* Exercise requirements
Find the lines that contain the word "library" and copy each one.

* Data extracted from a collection
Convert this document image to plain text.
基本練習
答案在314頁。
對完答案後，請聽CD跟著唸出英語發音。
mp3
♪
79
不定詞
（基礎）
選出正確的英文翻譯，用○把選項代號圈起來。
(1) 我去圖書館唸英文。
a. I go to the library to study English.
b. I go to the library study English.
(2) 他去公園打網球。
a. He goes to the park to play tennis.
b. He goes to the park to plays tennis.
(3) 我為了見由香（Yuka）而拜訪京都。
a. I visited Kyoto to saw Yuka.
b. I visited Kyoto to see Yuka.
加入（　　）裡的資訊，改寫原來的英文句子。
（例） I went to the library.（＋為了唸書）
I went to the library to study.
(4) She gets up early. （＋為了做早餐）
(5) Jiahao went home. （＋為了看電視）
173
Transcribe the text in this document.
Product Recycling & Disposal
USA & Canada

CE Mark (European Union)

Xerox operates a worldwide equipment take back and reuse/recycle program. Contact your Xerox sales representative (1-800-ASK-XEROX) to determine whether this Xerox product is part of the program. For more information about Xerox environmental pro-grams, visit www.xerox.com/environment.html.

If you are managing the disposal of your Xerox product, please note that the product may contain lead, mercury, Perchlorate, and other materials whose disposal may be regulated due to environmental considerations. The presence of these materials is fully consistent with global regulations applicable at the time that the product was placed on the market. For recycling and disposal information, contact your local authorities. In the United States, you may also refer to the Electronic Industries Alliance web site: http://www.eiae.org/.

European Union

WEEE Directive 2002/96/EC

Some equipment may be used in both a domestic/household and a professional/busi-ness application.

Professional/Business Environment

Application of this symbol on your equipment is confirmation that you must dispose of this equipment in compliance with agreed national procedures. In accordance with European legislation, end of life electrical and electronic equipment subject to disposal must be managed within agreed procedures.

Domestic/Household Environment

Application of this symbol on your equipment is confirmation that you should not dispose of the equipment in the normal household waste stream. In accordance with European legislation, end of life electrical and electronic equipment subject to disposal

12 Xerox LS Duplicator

* Exercise output
a. I go to the library to study English.
b. I go to the library study English.
（例） I went to the library.（＋為了唸書）
I went to the library to study.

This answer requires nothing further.